Énoncé de l'exercice >> Recopiez intégralement l'extrait de la décision de la cour administrative d'appel de Lyon, sans en changer le moindre caractère.

*** Extrait choisi

France | France, Cour administrative d'appel de LYON, 7ème chambre, 25 avril 2024, 23LY00105


Vu la procédure suivante :





Par une requête et des mémoires enregistrés les 11 janvier, 17 juillet et 12 octobre 2023, ce dernier non communiqué, la société PE de la Grande Charme, représentée par Me Gelas, demande à la cour :

1°) d'annuler l'arrêté du 16 novembre 2022 par lequel le préfet de la Côte-d'Or a rejeté sa demande d'autorisation environnementale d'exploitation d'un parc éolien composé de quatre aérogénérateurs et de deux postes de livraison sur le territoire des communes de Villecomte et Chaignay ;

2°) d'

enjoindre au préfet de la Côte-d'Or de reprendre l'instruction de sa demande dans un délai de trent...

Vu la procédure suivante :

Par une requête et des mémoires enregistrés les 11 janvier, 17 juillet et 12 octobre 2023, ce dernier non communiqué, la société PE de la Grande Charme, représentée par Me Gelas, demande à la cour :

1°) d'annuler l'arrêté du 16 novembre 2022 par lequel le préfet de la Côte-d'Or a rejeté sa demande d'autorisation environnementale d'exploitation d'un parc éolien composé de quatre aérogénérateurs et de deux postes de livraison sur le territoire des communes de Villecomte et Chaignay ;

2°) d'enjoindre au préfet de la Côte-d'Or de reprendre l'instruction de sa demande dans un délai de trente jours à compter de la notification de l'arrêt, sous astreinte de 200 euros par jour de retard ;

3°) de mettre à la charge de l'État la somme de 2 000 euros en application de l'article L. 761-1 du code de justice administrative.

******
*** Données fournies

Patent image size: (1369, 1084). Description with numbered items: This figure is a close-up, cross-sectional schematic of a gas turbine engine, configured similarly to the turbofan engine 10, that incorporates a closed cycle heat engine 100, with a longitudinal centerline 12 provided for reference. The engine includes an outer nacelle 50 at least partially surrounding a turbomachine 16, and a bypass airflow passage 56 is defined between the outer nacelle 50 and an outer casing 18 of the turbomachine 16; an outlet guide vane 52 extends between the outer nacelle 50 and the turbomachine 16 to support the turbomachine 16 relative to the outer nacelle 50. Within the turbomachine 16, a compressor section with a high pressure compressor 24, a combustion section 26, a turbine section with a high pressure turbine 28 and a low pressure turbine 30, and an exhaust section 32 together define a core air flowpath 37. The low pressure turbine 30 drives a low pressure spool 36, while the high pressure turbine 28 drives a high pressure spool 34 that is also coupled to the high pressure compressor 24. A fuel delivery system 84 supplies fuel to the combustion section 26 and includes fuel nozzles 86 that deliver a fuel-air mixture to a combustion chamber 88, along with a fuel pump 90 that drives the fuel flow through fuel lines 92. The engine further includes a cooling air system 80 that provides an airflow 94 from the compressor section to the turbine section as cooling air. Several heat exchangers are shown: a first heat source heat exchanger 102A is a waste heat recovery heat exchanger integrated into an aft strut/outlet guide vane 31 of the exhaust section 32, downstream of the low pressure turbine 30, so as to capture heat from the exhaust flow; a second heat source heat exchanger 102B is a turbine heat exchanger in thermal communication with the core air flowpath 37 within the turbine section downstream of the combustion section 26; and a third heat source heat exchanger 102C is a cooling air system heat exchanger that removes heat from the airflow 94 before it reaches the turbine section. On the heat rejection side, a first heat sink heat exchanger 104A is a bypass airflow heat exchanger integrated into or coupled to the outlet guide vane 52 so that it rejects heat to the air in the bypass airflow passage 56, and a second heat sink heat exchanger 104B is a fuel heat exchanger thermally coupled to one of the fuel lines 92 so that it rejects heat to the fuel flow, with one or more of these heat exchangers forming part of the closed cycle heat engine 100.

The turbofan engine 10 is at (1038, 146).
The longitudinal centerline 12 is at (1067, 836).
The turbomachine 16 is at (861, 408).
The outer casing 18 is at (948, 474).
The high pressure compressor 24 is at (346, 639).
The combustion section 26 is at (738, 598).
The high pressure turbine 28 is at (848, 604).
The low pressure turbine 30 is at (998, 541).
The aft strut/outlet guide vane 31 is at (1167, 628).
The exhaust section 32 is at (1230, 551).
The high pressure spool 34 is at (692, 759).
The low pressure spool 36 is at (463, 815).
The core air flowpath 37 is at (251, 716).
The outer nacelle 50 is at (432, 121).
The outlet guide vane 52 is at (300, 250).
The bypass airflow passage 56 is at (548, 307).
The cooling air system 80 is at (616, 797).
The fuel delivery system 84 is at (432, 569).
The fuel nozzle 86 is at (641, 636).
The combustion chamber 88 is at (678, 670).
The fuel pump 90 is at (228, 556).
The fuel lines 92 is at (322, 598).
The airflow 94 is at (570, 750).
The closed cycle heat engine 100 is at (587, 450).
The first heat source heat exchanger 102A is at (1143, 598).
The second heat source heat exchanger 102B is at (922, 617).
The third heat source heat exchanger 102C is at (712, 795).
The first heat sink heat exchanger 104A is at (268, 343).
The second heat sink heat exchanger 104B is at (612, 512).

******

Corrigé proposé >>
France | France, Cour administrative d'appel de LYON, 7ème chambre, 25 avril 2024, 23LY00105


Vu la procédure suivante :





Par une requête et des mémoires enregistrés les 11 janvier, 17 juillet et 12 octobre 2023, ce dernier non communiqué, la société PE de la Grande Charme, représentée par Me Gelas, demande à la cour :

1°) d'annuler l'arrêté du 16 novembre 2022 par lequel le préfet de la Côte-d'Or a rejeté sa demande d'autorisation environnementale d'exploitation d'un parc éolien composé de quatre aérogénérateurs et de deux postes de livraison sur le territoire des communes de Villecomte et Chaignay ;

2°) d'

enjoindre au préfet de la Côte-d'Or de reprendre l'instruction de sa demande dans un délai de trent...

Vu la procédure suivante :

Par une requête et des mémoires enregistrés les 11 janvier, 17 juillet et 12 octobre 2023, ce dernier non communiqué, la société PE de la Grande Charme, représentée par Me Gelas, demande à la cour :

1°) d'annuler l'arrêté du 16 novembre 2022 par lequel le préfet de la Côte-d'Or a rejeté sa demande d'autorisation environnementale d'exploitation d'un parc éolien composé de quatre aérogénérateurs et de deux postes de livraison sur le territoire des communes de Villecomte et Chaignay ;

2°) d'enjoindre au préfet de la Côte-d'Or de reprendre l'instruction de sa demande dans un délai de trente jours à compter de la notification de l'arrêt, sous astreinte de 200 euros par jour de retard ;

3°) de mettre à la charge de l'État la somme de 2 000 euros en application de l'article L. 761-1 du code de justice administrative.